Your task: Set down the material below word for word, excluding the pictures.

Supplied data:
****************************************

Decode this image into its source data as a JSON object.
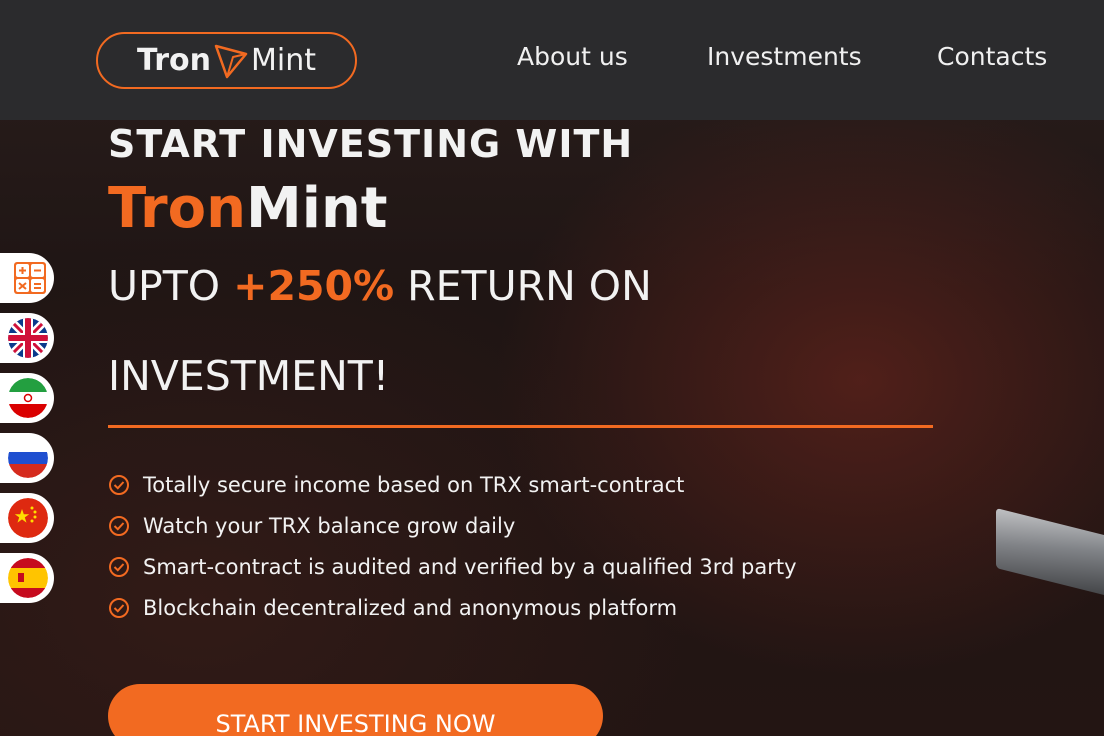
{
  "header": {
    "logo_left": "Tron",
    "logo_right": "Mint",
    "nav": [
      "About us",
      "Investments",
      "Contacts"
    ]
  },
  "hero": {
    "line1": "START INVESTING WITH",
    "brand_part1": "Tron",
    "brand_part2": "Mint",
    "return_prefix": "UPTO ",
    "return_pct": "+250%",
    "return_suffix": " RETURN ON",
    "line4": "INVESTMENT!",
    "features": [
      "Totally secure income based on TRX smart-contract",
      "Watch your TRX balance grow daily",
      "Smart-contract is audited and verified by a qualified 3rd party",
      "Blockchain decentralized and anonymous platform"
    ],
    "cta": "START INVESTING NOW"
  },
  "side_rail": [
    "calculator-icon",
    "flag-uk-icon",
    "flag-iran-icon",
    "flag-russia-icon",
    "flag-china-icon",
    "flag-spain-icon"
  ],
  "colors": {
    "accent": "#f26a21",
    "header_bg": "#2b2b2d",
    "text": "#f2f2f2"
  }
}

****************************************

Response to this task:
Decode this image into its source data as a JSON object.
{
  "header": {
    "logo_left": "Tron",
    "logo_right": "Mint",
    "nav": [
      "About us",
      "Investments",
      "Contacts"
    ]
  },
  "hero": {
    "line1": "START INVESTING WITH",
    "brand_part1": "Tron",
    "brand_part2": "Mint",
    "return_prefix": "UPTO ",
    "return_pct": "+250%",
    "return_suffix": " RETURN ON",
    "line4": "INVESTMENT!",
    "features": [
      "Totally secure income based on TRX smart-contract",
      "Watch your TRX balance grow daily",
      "Smart-contract is audited and verified by a qualified 3rd party",
      "Blockchain decentralized and anonymous platform"
    ],
    "cta": "START INVESTING NOW"
  },
  "side_rail": [
    "calculator-icon",
    "flag-uk-icon",
    "flag-iran-icon",
    "flag-russia-icon",
    "flag-china-icon",
    "flag-spain-icon"
  ],
  "colors": {
    "accent": "#f26a21",
    "header_bg": "#2b2b2d",
    "text": "#f2f2f2"
  }
}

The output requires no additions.